**WHAT YOU HAVE TO DO**.
Render the data from the line with "legend-swatch: [280, 405, 292, 417]" up to and including the line with "data-label: 76%: [700, 309, 744, 334]" as a Markdown table with columns headed Row and Line, numbering each line in order and leaving out any blank lines.

**DATASET EXCERPTS**.

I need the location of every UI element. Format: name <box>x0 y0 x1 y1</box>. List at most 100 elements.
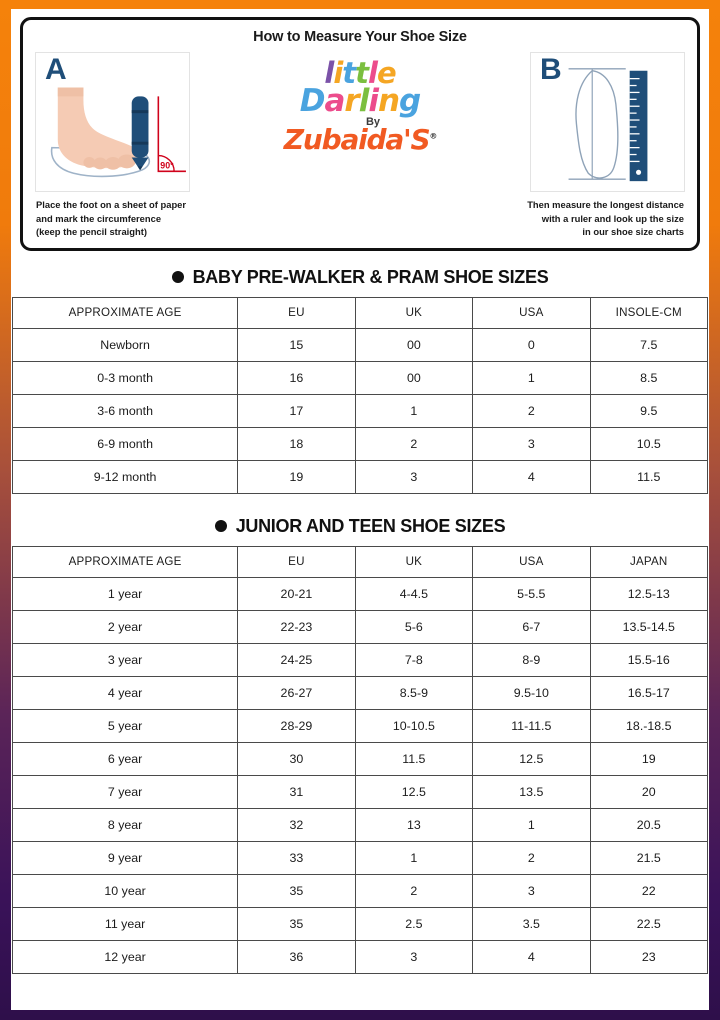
cell-uk: 2 <box>354 426 474 461</box>
cell-uk: 00 <box>354 360 474 395</box>
section-heading-junior: JUNIOR AND TEEN SHOE SIZES <box>11 516 709 537</box>
cell-uk: 00 <box>354 327 474 362</box>
logo-by-label: By <box>365 115 381 128</box>
cell-age: 3 year <box>11 642 239 677</box>
cell-eu: 26-27 <box>237 675 356 710</box>
cell-usa: 4 <box>472 939 591 974</box>
cell-age: Newborn <box>11 327 239 362</box>
measure-panels: A <box>31 52 689 192</box>
cell-usa: 1 <box>472 807 591 842</box>
how-to-measure-card: How to Measure Your Shoe Size A <box>20 17 700 251</box>
panel-a-letter: A <box>45 53 67 86</box>
cell-usa: 8-9 <box>472 642 591 677</box>
col-japan: JAPAN <box>589 545 709 578</box>
cell-uk: 1 <box>354 840 474 875</box>
section-title-baby: BABY PRE-WALKER & PRAM SHOE SIZES <box>192 266 549 287</box>
col-approximate-age: APPROXIMATE AGE <box>11 296 239 329</box>
table-row: 5 year 28-29 10-10.5 11-11.5 18.-18.5 <box>11 708 709 743</box>
logo-little: little <box>324 56 396 90</box>
cell-japan: 13.5-14.5 <box>589 609 709 644</box>
table-row: 12 year 36 3 4 23 <box>11 939 709 974</box>
cell-eu: 17 <box>237 393 356 428</box>
cell-insole: 11.5 <box>589 459 709 494</box>
cell-uk: 5-6 <box>354 609 474 644</box>
cell-japan: 19 <box>589 741 709 776</box>
cell-uk: 2.5 <box>354 906 474 941</box>
cell-usa: 2 <box>472 840 591 875</box>
panel-b-caption-line-3: in our shoe size charts <box>582 226 684 238</box>
col-uk: UK <box>354 545 474 578</box>
cell-age: 8 year <box>11 807 239 842</box>
cell-eu: 16 <box>237 360 356 395</box>
cell-uk: 8.5-9 <box>354 675 474 710</box>
cell-insole: 10.5 <box>589 426 709 461</box>
table-row: 3 year 24-25 7-8 8-9 15.5-16 <box>11 642 709 677</box>
cell-eu: 32 <box>237 807 356 842</box>
cell-uk: 4-4.5 <box>354 576 474 611</box>
cell-age: 0-3 month <box>11 360 239 395</box>
cell-japan: 21.5 <box>589 840 709 875</box>
cell-japan: 12.5-13 <box>589 576 709 611</box>
cell-age: 9-12 month <box>11 459 239 494</box>
cell-eu: 15 <box>237 327 356 362</box>
cell-japan: 16.5-17 <box>589 675 709 710</box>
cell-age: 6 year <box>11 741 239 776</box>
cell-age: 7 year <box>11 774 239 809</box>
logo-zubaidas: Zubaida'S® <box>284 125 438 154</box>
cell-japan: 22.5 <box>589 906 709 941</box>
panel-captions: Place the foot on a sheet of paper and m… <box>31 192 689 239</box>
cell-usa: 5-5.5 <box>472 576 591 611</box>
cell-age: 4 year <box>11 675 239 710</box>
table-header-row: APPROXIMATE AGE EU UK USA INSOLE-CM <box>11 296 709 329</box>
brand-logo: little Darling By Zubaida'S® <box>278 52 443 154</box>
cell-age: 11 year <box>11 906 239 941</box>
cell-insole: 8.5 <box>589 360 709 395</box>
col-approximate-age: APPROXIMATE AGE <box>11 545 239 578</box>
cell-uk: 7-8 <box>354 642 474 677</box>
cell-eu: 20-21 <box>237 576 356 611</box>
cell-usa: 6-7 <box>472 609 591 644</box>
junior-table-wrap: APPROXIMATE AGE EU UK USA JAPAN 1 year 20… <box>11 545 709 974</box>
col-eu: EU <box>237 545 356 578</box>
cell-eu: 18 <box>237 426 356 461</box>
cell-age: 9 year <box>11 840 239 875</box>
cell-japan: 20 <box>589 774 709 809</box>
panel-b-ruler-measure: B <box>530 52 685 192</box>
panel-a-caption: Place the foot on a sheet of paper and m… <box>36 198 286 239</box>
cell-usa: 3.5 <box>472 906 591 941</box>
table-row: 6-9 month 18 2 3 10.5 <box>11 426 709 461</box>
panel-b-caption-line-2: with a ruler and look up the size <box>541 212 684 224</box>
cell-japan: 23 <box>589 939 709 974</box>
panel-a-caption-line-2: and mark the circumference <box>36 212 162 224</box>
table-row: 9-12 month 19 3 4 11.5 <box>11 459 709 494</box>
col-uk: UK <box>354 296 474 329</box>
panel-a-caption-line-1: Place the foot on a sheet of paper <box>36 199 187 210</box>
cell-age: 1 year <box>11 576 239 611</box>
logo-darling: Darling <box>299 82 422 119</box>
panel-b-caption: Then measure the longest distance with a… <box>434 198 684 239</box>
angle-label: 90° <box>160 160 174 170</box>
panel-b-letter: B <box>540 53 562 86</box>
cell-eu: 31 <box>237 774 356 809</box>
cell-eu: 35 <box>237 906 356 941</box>
cell-uk: 12.5 <box>354 774 474 809</box>
baby-shoe-size-table: APPROXIMATE AGE EU UK USA INSOLE-CM Newb… <box>11 296 709 494</box>
cell-usa: 2 <box>472 393 591 428</box>
table-row: Newborn 15 00 0 7.5 <box>11 327 709 362</box>
baby-table-wrap: APPROXIMATE AGE EU UK USA INSOLE-CM Newb… <box>11 296 709 494</box>
table-row: 2 year 22-23 5-6 6-7 13.5-14.5 <box>11 609 709 644</box>
cell-japan: 15.5-16 <box>589 642 709 677</box>
cell-insole: 7.5 <box>589 327 709 362</box>
page-title: How to Measure Your Shoe Size <box>253 29 467 45</box>
cell-uk: 10-10.5 <box>354 708 474 743</box>
cell-insole: 9.5 <box>589 393 709 428</box>
col-eu: EU <box>237 296 356 329</box>
panel-b-caption-line-1: Then measure the longest distance <box>527 199 684 210</box>
foot-ruler-illustration <box>568 68 648 182</box>
cell-uk: 11.5 <box>354 741 474 776</box>
cell-japan: 18.-18.5 <box>589 708 709 743</box>
cell-age: 6-9 month <box>11 426 239 461</box>
cell-uk: 3 <box>354 939 474 974</box>
section-heading-baby: BABY PRE-WALKER & PRAM SHOE SIZES <box>11 267 709 288</box>
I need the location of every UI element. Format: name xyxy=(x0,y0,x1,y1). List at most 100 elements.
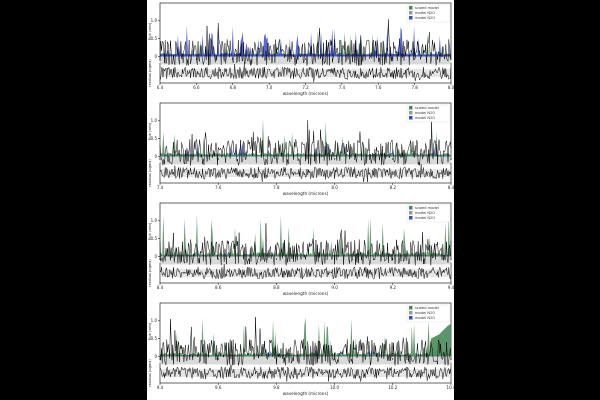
x-tick-label: 7.0 xyxy=(266,85,273,90)
scaled-model-fill-edge xyxy=(429,323,451,357)
x-tick-label: 10.0 xyxy=(330,385,339,390)
legend-box xyxy=(406,104,451,123)
x-axis-label: wavelength (microns) xyxy=(283,91,329,96)
y-tick-label: 0.5 xyxy=(151,336,158,341)
x-tick-label: 7.4 xyxy=(339,85,346,90)
legend-entry-label: model N2O xyxy=(415,11,435,15)
x-tick-label: 9.4 xyxy=(157,385,164,390)
residual-band xyxy=(160,369,451,377)
legend-entry-label: model N2O xyxy=(415,216,435,220)
residual-line xyxy=(159,163,452,183)
x-tick-label: 6.4 xyxy=(157,85,164,90)
legend-swatch xyxy=(409,206,413,210)
y-tick-label: 0 xyxy=(154,54,157,59)
legend-entry-label: scaled model xyxy=(415,206,439,210)
legend-swatch xyxy=(409,106,413,110)
y-axis-label: flux (arb) xyxy=(147,222,152,240)
x-tick-label: 7.8 xyxy=(273,185,280,190)
x-tick-label: 7.6 xyxy=(375,85,382,90)
residual-y-axis-label: residual (sigma) xyxy=(148,59,152,87)
main-axes-frame xyxy=(159,202,452,261)
legend-entry-label: model N2O xyxy=(415,211,435,215)
y-tick-label: 0.5 xyxy=(151,136,158,141)
residual-line xyxy=(159,364,452,382)
x-axis-label: wavelength (microns) xyxy=(283,291,329,296)
legend-entry-label: model N2O xyxy=(415,116,435,120)
x-tick-label: 8.8 xyxy=(273,285,280,290)
uncertainty-band xyxy=(160,356,451,365)
x-axis-label: wavelength (microns) xyxy=(283,391,329,396)
x-tick-label: 7.8 xyxy=(411,85,418,90)
uncertainty-band xyxy=(160,256,451,265)
y-tick-label: 0 xyxy=(154,154,157,159)
legend-swatch xyxy=(409,6,413,10)
x-tick-label: 9.8 xyxy=(273,385,280,390)
y-tick-label: 0 xyxy=(154,254,157,259)
x-tick-label: 9.2 xyxy=(390,285,397,290)
data-line xyxy=(159,223,452,266)
legend-box xyxy=(406,304,451,323)
legend-box xyxy=(406,204,451,223)
legend-swatch xyxy=(409,116,413,120)
data-line xyxy=(159,119,452,166)
residual-band xyxy=(160,169,451,177)
x-tick-label: 7.2 xyxy=(302,85,309,90)
residual-y-axis-label: residual (sigma) xyxy=(148,359,152,387)
y-tick-label: 0 xyxy=(154,354,157,359)
x-tick-label: 7.6 xyxy=(215,185,222,190)
x-tick-label: 8.6 xyxy=(215,285,222,290)
x-tick-label: 6.6 xyxy=(193,85,200,90)
x-tick-label: 6.8 xyxy=(230,85,237,90)
y-axis-label: flux (arb) xyxy=(147,122,152,140)
x-tick-label: 8.4 xyxy=(448,185,454,190)
legend-entry-label: model N2O xyxy=(415,316,435,320)
x-tick-label: 9.4 xyxy=(448,285,454,290)
legend-swatch xyxy=(409,11,413,15)
residual-line xyxy=(159,63,452,83)
x-tick-label: 7.4 xyxy=(157,185,164,190)
y-tick-label: 0.5 xyxy=(151,236,158,241)
legend-swatch xyxy=(409,16,413,20)
x-tick-label: 9.6 xyxy=(215,385,222,390)
y-axis-label: flux (arb) xyxy=(147,22,152,40)
scaled-model-fill xyxy=(160,317,451,357)
x-tick-label: 9.0 xyxy=(331,285,338,290)
x-tick-label: 8.0 xyxy=(331,185,338,190)
main-axes-frame xyxy=(159,102,452,161)
y-tick-label: 1.0 xyxy=(151,18,158,23)
legend-swatch xyxy=(409,306,413,310)
x-tick-label: 8.2 xyxy=(390,185,397,190)
residual-line xyxy=(159,263,452,280)
x-axis-label: wavelength (microns) xyxy=(283,191,329,196)
model-n2o-fill xyxy=(160,24,451,57)
legend-swatch xyxy=(409,311,413,315)
figure-canvas: scaled model model N2O model N2O 0 0.5 1.0 flu… xyxy=(147,0,454,400)
residual-band xyxy=(160,69,451,77)
legend-swatch xyxy=(409,111,413,115)
legend-swatch xyxy=(409,211,413,215)
legend-entry-label: model N2O xyxy=(415,16,435,20)
y-tick-label: 0.5 xyxy=(151,36,158,41)
legend-entry-label: model N2O xyxy=(415,311,435,315)
data-line xyxy=(159,19,452,66)
x-tick-label: 8.0 xyxy=(448,85,454,90)
x-tick-label: 10.2 xyxy=(388,385,397,390)
x-tick-label: 8.4 xyxy=(157,285,164,290)
data-line xyxy=(159,317,452,366)
legend-swatch xyxy=(409,316,413,320)
uncertainty-band xyxy=(160,56,451,65)
legend-entry-label: model N2O xyxy=(415,111,435,115)
y-tick-label: 1.0 xyxy=(151,218,158,223)
y-axis-label: flux (arb) xyxy=(147,322,152,340)
legend-box xyxy=(406,4,451,23)
residual-y-axis-label: residual (sigma) xyxy=(148,159,152,187)
x-tick-label: 10.4 xyxy=(447,385,454,390)
y-tick-label: 1.0 xyxy=(151,118,158,123)
legend-swatch xyxy=(409,216,413,220)
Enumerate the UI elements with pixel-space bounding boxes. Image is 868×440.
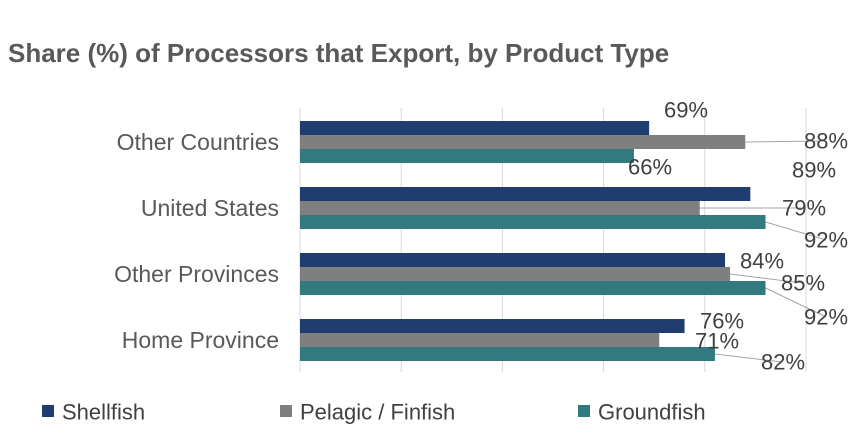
legend-swatch: [280, 405, 292, 417]
bar-pelagic-finfish: [300, 333, 660, 347]
data-label: 79%: [782, 196, 826, 221]
legend: Shellfish Pelagic / Finfish Groundfish: [42, 400, 706, 425]
data-label: 89%: [792, 158, 836, 183]
leader-line: [730, 273, 803, 284]
data-label: 76%: [700, 309, 744, 334]
data-label: 92%: [804, 305, 848, 330]
data-label: 92%: [804, 228, 848, 253]
category-labels: Other Countries United States Other Provin…: [114, 129, 279, 353]
bar-pelagic-finfish: [300, 135, 746, 149]
leader-line: [714, 353, 783, 363]
chart-title: Share (%) of Processors that Export, by …: [8, 38, 669, 68]
category-label: Other Countries: [117, 129, 279, 155]
data-label: 82%: [761, 350, 805, 375]
data-label: 84%: [740, 249, 784, 274]
data-label: 88%: [804, 129, 848, 154]
category-label: United States: [141, 195, 279, 221]
category-label: Other Provinces: [114, 261, 279, 287]
bar-shellfish: [300, 187, 751, 201]
bar-shellfish: [300, 121, 650, 135]
legend-label: Shellfish: [62, 400, 145, 425]
data-label: 71%: [695, 329, 739, 354]
category-label: Home Province: [122, 327, 279, 353]
legend-swatch: [42, 405, 54, 417]
bar-pelagic-finfish: [300, 267, 731, 281]
leader-line: [745, 140, 827, 143]
bar-shellfish: [300, 253, 726, 267]
bar-shellfish: [300, 319, 685, 333]
bar-groundfish: [300, 281, 766, 295]
data-label: 66%: [628, 155, 672, 180]
legend-label: Pelagic / Finfish: [300, 400, 455, 425]
data-label: 69%: [664, 98, 708, 123]
data-label: 85%: [781, 271, 825, 296]
leader-line: [765, 221, 827, 241]
bars: [300, 121, 766, 361]
bar-groundfish: [300, 347, 715, 361]
legend-label: Groundfish: [598, 400, 706, 425]
leader-line: [765, 287, 827, 318]
data-labels: 69% 88% 66% 89% 79% 92% 84%85% 92% 76%71% 82%: [628, 98, 848, 375]
bar-groundfish: [300, 215, 766, 229]
legend-swatch: [578, 405, 590, 417]
bar-pelagic-finfish: [300, 201, 700, 215]
bar-groundfish: [300, 149, 634, 163]
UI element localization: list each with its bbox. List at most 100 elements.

**EXERCISE RESULT**.
| Row | Line |
|---|---|
| 1 | legend-swatch: [280, 405, 292, 417] |
| 2 | bar-pelagic-finfish: [300, 333, 660, 347] |
| 3 | data-label: 79%: [782, 196, 826, 221] |
| 4 | legend: Shellfish Pelagic / Finfish Groundfish: [42, 400, 706, 425] |
| 5 | data-label: 89%: [792, 158, 836, 183] |
| 6 | leader-line: [730, 273, 803, 284] |
| 7 | data-label: 76%: [700, 309, 744, 334] |